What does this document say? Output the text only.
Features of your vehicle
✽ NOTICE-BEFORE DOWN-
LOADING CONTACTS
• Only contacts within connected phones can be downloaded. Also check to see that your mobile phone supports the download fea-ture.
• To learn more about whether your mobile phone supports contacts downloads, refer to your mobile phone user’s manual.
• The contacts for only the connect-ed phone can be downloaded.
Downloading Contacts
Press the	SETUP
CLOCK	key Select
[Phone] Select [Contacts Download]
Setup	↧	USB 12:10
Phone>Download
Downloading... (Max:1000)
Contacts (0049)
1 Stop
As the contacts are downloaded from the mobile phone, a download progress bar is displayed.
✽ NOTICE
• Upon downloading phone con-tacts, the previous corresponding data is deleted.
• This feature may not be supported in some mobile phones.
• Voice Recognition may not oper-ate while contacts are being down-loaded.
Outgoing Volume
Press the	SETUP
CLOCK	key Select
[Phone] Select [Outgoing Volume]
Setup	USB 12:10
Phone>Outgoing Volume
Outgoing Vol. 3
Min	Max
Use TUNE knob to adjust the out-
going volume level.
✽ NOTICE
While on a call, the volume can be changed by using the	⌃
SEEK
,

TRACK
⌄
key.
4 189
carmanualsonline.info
§ §
WORK INSTRUCTIONS: Your task is to quote all of the data word for word.

REPLY:
What does this document say? Output the text only.
Features of your vehicle
✽ NOTICE-BEFORE DOWN-
LOADING CONTACTS
• Only contacts within connected phones can be downloaded. Also check to see that your mobile phone supports the download fea-ture.
• To learn more about whether your mobile phone supports contacts downloads, refer to your mobile phone user’s manual.
• The contacts for only the connect-ed phone can be downloaded.
Downloading Contacts
Press the	SETUP
CLOCK	key Select
[Phone] Select [Contacts Download]
Setup	↧	USB 12:10
Phone>Download
Downloading... (Max:1000)
Contacts (0049)
1 Stop
As the contacts are downloaded from the mobile phone, a download progress bar is displayed.
✽ NOTICE
• Upon downloading phone con-tacts, the previous corresponding data is deleted.
• This feature may not be supported in some mobile phones.
• Voice Recognition may not oper-ate while contacts are being down-loaded.
Outgoing Volume
Press the	SETUP
CLOCK	key Select
[Phone] Select [Outgoing Volume]
Setup	USB 12:10
Phone>Outgoing Volume
Outgoing Vol. 3
Min	Max
Use TUNE knob to adjust the out-
going volume level.
✽ NOTICE
While on a call, the volume can be changed by using the	⌃
SEEK
,

TRACK
⌄
key.
4 189
carmanualsonline.info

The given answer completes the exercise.